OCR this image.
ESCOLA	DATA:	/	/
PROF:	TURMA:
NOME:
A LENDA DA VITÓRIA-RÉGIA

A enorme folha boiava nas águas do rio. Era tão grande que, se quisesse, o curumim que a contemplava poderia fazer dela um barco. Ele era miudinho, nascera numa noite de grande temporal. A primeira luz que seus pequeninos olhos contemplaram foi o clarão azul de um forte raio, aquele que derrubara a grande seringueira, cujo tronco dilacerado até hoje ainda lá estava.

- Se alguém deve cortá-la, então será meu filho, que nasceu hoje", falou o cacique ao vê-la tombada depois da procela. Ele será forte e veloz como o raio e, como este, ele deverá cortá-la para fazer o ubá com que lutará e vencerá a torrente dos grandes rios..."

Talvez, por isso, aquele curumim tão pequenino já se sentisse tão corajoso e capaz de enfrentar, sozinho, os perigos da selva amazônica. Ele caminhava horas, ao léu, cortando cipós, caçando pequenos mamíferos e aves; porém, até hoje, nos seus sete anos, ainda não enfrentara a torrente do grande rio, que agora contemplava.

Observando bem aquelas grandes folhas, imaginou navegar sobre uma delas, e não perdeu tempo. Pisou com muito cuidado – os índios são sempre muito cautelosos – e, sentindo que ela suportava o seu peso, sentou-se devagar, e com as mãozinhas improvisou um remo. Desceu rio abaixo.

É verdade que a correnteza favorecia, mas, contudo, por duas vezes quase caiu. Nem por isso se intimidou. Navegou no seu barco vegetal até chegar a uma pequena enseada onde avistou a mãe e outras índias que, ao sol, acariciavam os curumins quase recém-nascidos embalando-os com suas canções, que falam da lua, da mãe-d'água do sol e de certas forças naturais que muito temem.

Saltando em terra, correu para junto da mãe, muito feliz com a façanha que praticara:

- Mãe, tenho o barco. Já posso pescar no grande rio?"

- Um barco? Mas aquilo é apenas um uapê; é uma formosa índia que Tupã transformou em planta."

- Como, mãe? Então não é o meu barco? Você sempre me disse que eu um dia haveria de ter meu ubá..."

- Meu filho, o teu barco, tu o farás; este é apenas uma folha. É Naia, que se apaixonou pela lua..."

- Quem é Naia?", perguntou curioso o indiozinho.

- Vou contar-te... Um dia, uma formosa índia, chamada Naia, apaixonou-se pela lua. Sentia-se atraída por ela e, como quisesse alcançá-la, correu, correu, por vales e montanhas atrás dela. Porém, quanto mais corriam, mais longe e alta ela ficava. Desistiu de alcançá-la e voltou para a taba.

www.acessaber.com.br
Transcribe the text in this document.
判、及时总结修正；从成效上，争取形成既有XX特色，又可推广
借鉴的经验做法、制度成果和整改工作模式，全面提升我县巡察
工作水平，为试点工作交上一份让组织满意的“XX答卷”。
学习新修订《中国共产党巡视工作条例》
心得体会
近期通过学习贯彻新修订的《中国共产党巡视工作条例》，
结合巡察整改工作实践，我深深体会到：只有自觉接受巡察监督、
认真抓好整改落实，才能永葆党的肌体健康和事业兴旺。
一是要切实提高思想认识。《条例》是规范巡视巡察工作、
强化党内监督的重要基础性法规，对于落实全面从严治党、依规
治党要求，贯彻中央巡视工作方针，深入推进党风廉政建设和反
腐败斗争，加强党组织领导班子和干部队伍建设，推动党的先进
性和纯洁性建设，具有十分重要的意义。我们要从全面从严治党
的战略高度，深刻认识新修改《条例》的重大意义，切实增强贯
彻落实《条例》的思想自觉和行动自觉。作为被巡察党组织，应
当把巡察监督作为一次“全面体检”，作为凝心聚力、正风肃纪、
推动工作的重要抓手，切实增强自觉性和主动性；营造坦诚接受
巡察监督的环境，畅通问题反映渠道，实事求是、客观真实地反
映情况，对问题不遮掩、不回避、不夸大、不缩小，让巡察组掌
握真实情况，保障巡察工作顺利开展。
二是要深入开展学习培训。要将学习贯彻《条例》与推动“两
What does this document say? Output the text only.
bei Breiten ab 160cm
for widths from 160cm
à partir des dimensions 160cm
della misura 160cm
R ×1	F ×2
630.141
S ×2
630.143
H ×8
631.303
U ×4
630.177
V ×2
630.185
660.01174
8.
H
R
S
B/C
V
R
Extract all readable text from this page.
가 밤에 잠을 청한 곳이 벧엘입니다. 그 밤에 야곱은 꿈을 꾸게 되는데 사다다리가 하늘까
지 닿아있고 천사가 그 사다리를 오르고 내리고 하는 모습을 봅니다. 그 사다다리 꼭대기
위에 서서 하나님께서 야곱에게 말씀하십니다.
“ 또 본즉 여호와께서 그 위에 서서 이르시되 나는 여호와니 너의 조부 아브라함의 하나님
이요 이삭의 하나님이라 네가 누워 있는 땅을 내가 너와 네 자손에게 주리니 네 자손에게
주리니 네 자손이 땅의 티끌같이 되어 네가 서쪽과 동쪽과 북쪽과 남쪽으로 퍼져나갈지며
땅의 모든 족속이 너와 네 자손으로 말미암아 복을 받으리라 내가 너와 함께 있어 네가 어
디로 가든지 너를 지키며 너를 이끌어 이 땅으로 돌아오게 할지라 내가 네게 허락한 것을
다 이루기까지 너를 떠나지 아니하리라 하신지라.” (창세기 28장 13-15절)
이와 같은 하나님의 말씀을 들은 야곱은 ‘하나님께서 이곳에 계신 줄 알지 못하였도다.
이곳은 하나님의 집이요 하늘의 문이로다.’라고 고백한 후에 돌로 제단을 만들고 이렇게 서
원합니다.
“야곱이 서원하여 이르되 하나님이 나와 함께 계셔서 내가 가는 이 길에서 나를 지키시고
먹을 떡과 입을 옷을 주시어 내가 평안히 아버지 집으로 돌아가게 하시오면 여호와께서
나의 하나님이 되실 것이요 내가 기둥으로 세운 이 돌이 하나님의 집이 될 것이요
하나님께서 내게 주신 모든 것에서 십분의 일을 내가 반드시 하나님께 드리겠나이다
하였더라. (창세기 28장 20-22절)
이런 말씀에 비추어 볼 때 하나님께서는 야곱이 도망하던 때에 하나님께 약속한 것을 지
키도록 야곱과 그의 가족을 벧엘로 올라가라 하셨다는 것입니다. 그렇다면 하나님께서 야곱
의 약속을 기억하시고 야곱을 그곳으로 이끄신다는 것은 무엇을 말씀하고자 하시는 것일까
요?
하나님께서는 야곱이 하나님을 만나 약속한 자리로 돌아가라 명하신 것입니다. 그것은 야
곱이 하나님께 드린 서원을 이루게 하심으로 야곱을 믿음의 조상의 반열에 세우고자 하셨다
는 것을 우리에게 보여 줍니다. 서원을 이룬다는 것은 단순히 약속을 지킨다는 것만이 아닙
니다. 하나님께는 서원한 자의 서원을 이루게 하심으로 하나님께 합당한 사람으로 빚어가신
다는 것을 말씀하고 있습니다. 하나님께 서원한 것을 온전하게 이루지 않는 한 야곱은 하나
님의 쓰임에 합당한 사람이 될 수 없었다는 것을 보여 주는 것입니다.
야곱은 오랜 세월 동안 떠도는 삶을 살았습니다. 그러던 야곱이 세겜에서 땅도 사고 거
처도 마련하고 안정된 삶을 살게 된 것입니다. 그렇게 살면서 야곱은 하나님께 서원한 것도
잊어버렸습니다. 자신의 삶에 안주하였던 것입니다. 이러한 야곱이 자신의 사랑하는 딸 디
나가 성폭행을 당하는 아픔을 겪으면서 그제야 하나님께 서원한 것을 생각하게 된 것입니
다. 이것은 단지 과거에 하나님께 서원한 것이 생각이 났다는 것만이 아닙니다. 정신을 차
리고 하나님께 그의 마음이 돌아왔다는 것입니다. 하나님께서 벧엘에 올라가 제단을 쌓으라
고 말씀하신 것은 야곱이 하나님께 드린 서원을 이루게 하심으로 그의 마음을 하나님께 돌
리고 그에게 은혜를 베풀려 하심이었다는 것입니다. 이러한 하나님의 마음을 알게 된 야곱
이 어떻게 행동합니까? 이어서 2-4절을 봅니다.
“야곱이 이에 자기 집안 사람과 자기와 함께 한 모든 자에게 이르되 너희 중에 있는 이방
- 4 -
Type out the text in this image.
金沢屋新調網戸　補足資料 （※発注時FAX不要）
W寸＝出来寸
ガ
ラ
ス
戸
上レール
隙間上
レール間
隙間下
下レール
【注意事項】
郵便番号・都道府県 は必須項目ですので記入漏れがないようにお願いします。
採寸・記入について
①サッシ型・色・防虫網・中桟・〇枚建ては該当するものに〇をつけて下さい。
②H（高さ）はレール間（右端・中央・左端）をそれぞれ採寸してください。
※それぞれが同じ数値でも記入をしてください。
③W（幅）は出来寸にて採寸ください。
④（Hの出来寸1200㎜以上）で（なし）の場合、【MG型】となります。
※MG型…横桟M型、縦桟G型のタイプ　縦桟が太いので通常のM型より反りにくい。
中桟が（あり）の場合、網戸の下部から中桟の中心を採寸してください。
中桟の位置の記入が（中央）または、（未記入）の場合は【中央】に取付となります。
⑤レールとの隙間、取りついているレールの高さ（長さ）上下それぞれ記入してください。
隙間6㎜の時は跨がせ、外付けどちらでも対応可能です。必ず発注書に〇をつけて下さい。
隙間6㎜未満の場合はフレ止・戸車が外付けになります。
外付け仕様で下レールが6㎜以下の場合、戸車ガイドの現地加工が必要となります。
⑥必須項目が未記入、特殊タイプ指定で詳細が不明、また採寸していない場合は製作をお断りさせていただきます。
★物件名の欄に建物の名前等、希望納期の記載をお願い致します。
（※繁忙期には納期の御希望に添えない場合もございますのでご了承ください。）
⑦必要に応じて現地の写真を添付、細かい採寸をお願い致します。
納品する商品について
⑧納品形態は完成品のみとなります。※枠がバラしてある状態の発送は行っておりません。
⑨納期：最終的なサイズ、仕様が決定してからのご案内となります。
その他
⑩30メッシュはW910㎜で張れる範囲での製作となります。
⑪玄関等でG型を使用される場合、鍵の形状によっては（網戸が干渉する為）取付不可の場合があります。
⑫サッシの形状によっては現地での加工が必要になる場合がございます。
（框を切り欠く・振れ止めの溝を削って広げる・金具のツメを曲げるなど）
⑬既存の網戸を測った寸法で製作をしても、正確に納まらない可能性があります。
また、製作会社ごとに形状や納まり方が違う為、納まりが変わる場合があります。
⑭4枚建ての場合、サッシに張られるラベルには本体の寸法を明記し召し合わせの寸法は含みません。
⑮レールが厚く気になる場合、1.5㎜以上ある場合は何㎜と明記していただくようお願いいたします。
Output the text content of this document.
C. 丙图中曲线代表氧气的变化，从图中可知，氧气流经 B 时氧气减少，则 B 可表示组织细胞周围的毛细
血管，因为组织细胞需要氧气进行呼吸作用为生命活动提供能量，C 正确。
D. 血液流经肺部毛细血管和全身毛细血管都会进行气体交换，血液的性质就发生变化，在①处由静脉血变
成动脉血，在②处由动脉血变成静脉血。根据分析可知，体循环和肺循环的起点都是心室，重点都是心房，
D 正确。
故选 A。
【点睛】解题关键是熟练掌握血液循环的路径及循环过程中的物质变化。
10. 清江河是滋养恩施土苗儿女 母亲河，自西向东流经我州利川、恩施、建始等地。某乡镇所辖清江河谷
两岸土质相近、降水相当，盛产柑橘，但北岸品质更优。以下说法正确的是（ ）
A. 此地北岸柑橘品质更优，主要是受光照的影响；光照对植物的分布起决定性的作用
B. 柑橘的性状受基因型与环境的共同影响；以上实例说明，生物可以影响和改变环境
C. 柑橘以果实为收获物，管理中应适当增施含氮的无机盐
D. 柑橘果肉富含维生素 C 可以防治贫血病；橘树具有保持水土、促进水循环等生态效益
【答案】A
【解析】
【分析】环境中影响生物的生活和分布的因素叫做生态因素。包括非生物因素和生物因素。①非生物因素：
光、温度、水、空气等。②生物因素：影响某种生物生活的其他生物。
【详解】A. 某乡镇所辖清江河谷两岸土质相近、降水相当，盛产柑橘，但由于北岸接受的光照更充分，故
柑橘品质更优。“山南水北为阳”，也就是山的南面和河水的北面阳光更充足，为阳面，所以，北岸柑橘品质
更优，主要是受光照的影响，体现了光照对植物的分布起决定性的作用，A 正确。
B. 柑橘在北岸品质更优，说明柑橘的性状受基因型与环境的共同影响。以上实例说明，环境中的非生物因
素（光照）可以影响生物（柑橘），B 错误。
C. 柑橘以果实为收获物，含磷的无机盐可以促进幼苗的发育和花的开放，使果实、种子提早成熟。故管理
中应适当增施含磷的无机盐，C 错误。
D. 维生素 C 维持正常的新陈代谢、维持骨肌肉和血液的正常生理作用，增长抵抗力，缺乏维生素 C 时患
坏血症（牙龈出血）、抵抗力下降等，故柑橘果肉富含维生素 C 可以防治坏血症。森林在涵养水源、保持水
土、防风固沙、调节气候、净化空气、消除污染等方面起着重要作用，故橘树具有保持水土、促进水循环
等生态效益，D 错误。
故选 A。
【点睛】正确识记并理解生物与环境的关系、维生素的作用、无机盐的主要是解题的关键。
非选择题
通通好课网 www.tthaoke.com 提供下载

:::

**Stated task**
Above is a listing; report how many of its lines include the word "主要是受光照的影响", giving the number only.

**Answer in full**
2